- _ENTRIES SUPPLIED_:
※
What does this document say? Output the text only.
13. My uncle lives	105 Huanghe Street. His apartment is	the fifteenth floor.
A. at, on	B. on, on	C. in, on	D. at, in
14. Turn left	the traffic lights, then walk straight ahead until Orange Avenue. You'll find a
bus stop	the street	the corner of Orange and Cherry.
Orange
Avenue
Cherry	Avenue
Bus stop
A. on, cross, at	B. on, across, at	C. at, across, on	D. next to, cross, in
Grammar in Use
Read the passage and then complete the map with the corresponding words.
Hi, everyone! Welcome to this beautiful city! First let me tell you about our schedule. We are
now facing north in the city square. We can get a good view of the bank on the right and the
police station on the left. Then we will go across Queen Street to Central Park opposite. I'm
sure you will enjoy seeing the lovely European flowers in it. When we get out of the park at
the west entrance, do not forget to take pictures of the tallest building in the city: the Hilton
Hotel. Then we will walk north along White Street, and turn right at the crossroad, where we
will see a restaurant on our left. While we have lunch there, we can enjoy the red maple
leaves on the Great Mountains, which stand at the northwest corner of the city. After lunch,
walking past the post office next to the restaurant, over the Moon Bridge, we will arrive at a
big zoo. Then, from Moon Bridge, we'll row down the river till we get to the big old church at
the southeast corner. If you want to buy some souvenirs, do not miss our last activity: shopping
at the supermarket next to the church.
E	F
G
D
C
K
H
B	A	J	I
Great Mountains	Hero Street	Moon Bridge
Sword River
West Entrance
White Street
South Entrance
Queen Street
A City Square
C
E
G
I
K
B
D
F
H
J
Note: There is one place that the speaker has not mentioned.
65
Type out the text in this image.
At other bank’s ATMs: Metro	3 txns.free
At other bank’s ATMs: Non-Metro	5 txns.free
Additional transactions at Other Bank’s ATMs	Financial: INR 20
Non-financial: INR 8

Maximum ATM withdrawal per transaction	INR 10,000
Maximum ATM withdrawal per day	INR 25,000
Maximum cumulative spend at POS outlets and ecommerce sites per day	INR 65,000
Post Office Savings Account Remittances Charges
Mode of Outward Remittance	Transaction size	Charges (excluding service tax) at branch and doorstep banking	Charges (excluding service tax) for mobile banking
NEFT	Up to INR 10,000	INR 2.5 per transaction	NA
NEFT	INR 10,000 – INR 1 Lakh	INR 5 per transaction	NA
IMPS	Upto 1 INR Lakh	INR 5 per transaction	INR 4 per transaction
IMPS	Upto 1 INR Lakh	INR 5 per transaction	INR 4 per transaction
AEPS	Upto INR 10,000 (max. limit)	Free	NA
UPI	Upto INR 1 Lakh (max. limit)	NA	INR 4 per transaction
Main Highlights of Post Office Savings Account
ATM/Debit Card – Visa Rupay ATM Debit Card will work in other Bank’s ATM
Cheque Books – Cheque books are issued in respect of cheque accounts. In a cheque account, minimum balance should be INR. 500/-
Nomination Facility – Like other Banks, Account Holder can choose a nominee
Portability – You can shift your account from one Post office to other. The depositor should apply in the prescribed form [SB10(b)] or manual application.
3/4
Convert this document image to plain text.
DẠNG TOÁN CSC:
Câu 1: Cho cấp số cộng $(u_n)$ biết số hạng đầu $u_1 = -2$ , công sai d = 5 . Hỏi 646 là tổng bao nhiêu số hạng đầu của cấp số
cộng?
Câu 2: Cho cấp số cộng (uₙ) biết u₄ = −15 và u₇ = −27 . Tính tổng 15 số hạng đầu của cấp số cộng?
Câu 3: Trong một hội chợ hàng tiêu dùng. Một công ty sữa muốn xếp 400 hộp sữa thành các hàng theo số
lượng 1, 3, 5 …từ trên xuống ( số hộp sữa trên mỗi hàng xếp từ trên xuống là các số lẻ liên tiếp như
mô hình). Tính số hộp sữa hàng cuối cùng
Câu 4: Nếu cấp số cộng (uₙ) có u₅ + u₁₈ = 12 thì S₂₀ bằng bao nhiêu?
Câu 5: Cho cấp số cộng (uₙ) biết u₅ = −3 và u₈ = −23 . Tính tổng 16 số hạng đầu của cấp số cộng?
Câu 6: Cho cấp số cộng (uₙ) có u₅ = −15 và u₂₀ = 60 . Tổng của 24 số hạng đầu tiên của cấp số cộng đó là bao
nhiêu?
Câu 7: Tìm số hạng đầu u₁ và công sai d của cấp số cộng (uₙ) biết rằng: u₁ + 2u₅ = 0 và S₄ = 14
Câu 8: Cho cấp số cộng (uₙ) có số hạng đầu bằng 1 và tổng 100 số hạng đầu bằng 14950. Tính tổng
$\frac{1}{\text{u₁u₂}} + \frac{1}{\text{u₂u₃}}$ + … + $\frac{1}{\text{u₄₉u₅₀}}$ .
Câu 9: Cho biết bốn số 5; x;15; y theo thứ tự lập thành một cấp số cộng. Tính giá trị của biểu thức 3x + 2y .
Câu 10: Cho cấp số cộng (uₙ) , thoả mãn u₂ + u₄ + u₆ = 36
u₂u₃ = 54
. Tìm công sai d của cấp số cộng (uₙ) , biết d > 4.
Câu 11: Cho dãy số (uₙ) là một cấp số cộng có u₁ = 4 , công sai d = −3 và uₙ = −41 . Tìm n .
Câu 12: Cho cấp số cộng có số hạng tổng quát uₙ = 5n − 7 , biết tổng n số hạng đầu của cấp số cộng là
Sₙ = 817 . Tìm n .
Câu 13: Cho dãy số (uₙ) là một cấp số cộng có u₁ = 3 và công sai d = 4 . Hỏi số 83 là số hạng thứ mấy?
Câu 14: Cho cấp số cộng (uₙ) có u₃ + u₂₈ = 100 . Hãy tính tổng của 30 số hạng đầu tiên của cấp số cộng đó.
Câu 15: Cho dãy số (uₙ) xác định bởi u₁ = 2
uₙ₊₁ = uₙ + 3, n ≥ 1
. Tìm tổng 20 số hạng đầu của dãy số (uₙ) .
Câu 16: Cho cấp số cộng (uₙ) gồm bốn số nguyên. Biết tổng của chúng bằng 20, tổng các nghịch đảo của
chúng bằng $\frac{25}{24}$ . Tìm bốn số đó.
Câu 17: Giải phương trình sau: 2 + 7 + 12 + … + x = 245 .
※
- _TASK PROMPT_: Quote the material exactly, leaving nothing out.

- _ANSWER TO THIS TASK_:
What does this document say? Output the text only.
13. My uncle lives	105 Huanghe Street. His apartment is	the fifteenth floor.
A. at, on	B. on, on	C. in, on	D. at, in
14. Turn left	the traffic lights, then walk straight ahead until Orange Avenue. You'll find a
bus stop	the street	the corner of Orange and Cherry.
Orange
Avenue
Cherry	Avenue
Bus stop
A. on, cross, at	B. on, across, at	C. at, across, on	D. next to, cross, in
Grammar in Use
Read the passage and then complete the map with the corresponding words.
Hi, everyone! Welcome to this beautiful city! First let me tell you about our schedule. We are
now facing north in the city square. We can get a good view of the bank on the right and the
police station on the left. Then we will go across Queen Street to Central Park opposite. I'm
sure you will enjoy seeing the lovely European flowers in it. When we get out of the park at
the west entrance, do not forget to take pictures of the tallest building in the city: the Hilton
Hotel. Then we will walk north along White Street, and turn right at the crossroad, where we
will see a restaurant on our left. While we have lunch there, we can enjoy the red maple
leaves on the Great Mountains, which stand at the northwest corner of the city. After lunch,
walking past the post office next to the restaurant, over the Moon Bridge, we will arrive at a
big zoo. Then, from Moon Bridge, we'll row down the river till we get to the big old church at
the southeast corner. If you want to buy some souvenirs, do not miss our last activity: shopping
at the supermarket next to the church.
E	F
G
D
C
K
H
B	A	J	I
Great Mountains	Hero Street	Moon Bridge
Sword River
West Entrance
White Street
South Entrance
Queen Street
A City Square
C
E
G
I
K
B
D
F
H
J
Note: There is one place that the speaker has not mentioned.
65
Type out the text in this image.
At other bank’s ATMs: Metro	3 txns.free
At other bank’s ATMs: Non-Metro	5 txns.free
Additional transactions at Other Bank’s ATMs	Financial: INR 20
Non-financial: INR 8

Maximum ATM withdrawal per transaction	INR 10,000
Maximum ATM withdrawal per day	INR 25,000
Maximum cumulative spend at POS outlets and ecommerce sites per day	INR 65,000
Post Office Savings Account Remittances Charges
Mode of Outward Remittance	Transaction size	Charges (excluding service tax) at branch and doorstep banking	Charges (excluding service tax) for mobile banking
NEFT	Up to INR 10,000	INR 2.5 per transaction	NA
NEFT	INR 10,000 – INR 1 Lakh	INR 5 per transaction	NA
IMPS	Upto 1 INR Lakh	INR 5 per transaction	INR 4 per transaction
IMPS	Upto 1 INR Lakh	INR 5 per transaction	INR 4 per transaction
AEPS	Upto INR 10,000 (max. limit)	Free	NA
UPI	Upto INR 1 Lakh (max. limit)	NA	INR 4 per transaction
Main Highlights of Post Office Savings Account
ATM/Debit Card – Visa Rupay ATM Debit Card will work in other Bank’s ATM
Cheque Books – Cheque books are issued in respect of cheque accounts. In a cheque account, minimum balance should be INR. 500/-
Nomination Facility – Like other Banks, Account Holder can choose a nominee
Portability – You can shift your account from one Post office to other. The depositor should apply in the prescribed form [SB10(b)] or manual application.
3/4
Convert this document image to plain text.
DẠNG TOÁN CSC:
Câu 1: Cho cấp số cộng $(u_n)$ biết số hạng đầu $u_1 = -2$ , công sai d = 5 . Hỏi 646 là tổng bao nhiêu số hạng đầu của cấp số
cộng?
Câu 2: Cho cấp số cộng (uₙ) biết u₄ = −15 và u₇ = −27 . Tính tổng 15 số hạng đầu của cấp số cộng?
Câu 3: Trong một hội chợ hàng tiêu dùng. Một công ty sữa muốn xếp 400 hộp sữa thành các hàng theo số
lượng 1, 3, 5 …từ trên xuống ( số hộp sữa trên mỗi hàng xếp từ trên xuống là các số lẻ liên tiếp như
mô hình). Tính số hộp sữa hàng cuối cùng
Câu 4: Nếu cấp số cộng (uₙ) có u₅ + u₁₈ = 12 thì S₂₀ bằng bao nhiêu?
Câu 5: Cho cấp số cộng (uₙ) biết u₅ = −3 và u₈ = −23 . Tính tổng 16 số hạng đầu của cấp số cộng?
Câu 6: Cho cấp số cộng (uₙ) có u₅ = −15 và u₂₀ = 60 . Tổng của 24 số hạng đầu tiên của cấp số cộng đó là bao
nhiêu?
Câu 7: Tìm số hạng đầu u₁ và công sai d của cấp số cộng (uₙ) biết rằng: u₁ + 2u₅ = 0 và S₄ = 14
Câu 8: Cho cấp số cộng (uₙ) có số hạng đầu bằng 1 và tổng 100 số hạng đầu bằng 14950. Tính tổng
$\frac{1}{\text{u₁u₂}} + \frac{1}{\text{u₂u₃}}$ + … + $\frac{1}{\text{u₄₉u₅₀}}$ .
Câu 9: Cho biết bốn số 5; x;15; y theo thứ tự lập thành một cấp số cộng. Tính giá trị của biểu thức 3x + 2y .
Câu 10: Cho cấp số cộng (uₙ) , thoả mãn u₂ + u₄ + u₆ = 36
u₂u₃ = 54
. Tìm công sai d của cấp số cộng (uₙ) , biết d > 4.
Câu 11: Cho dãy số (uₙ) là một cấp số cộng có u₁ = 4 , công sai d = −3 và uₙ = −41 . Tìm n .
Câu 12: Cho cấp số cộng có số hạng tổng quát uₙ = 5n − 7 , biết tổng n số hạng đầu của cấp số cộng là
Sₙ = 817 . Tìm n .
Câu 13: Cho dãy số (uₙ) là một cấp số cộng có u₁ = 3 và công sai d = 4 . Hỏi số 83 là số hạng thứ mấy?
Câu 14: Cho cấp số cộng (uₙ) có u₃ + u₂₈ = 100 . Hãy tính tổng của 30 số hạng đầu tiên của cấp số cộng đó.
Câu 15: Cho dãy số (uₙ) xác định bởi u₁ = 2
uₙ₊₁ = uₙ + 3, n ≥ 1
. Tìm tổng 20 số hạng đầu của dãy số (uₙ) .
Câu 16: Cho cấp số cộng (uₙ) gồm bốn số nguyên. Biết tổng của chúng bằng 20, tổng các nghịch đảo của
chúng bằng $\frac{25}{24}$ . Tìm bốn số đó.
Câu 17: Giải phương trình sau: 2 + 7 + 12 + … + x = 245 .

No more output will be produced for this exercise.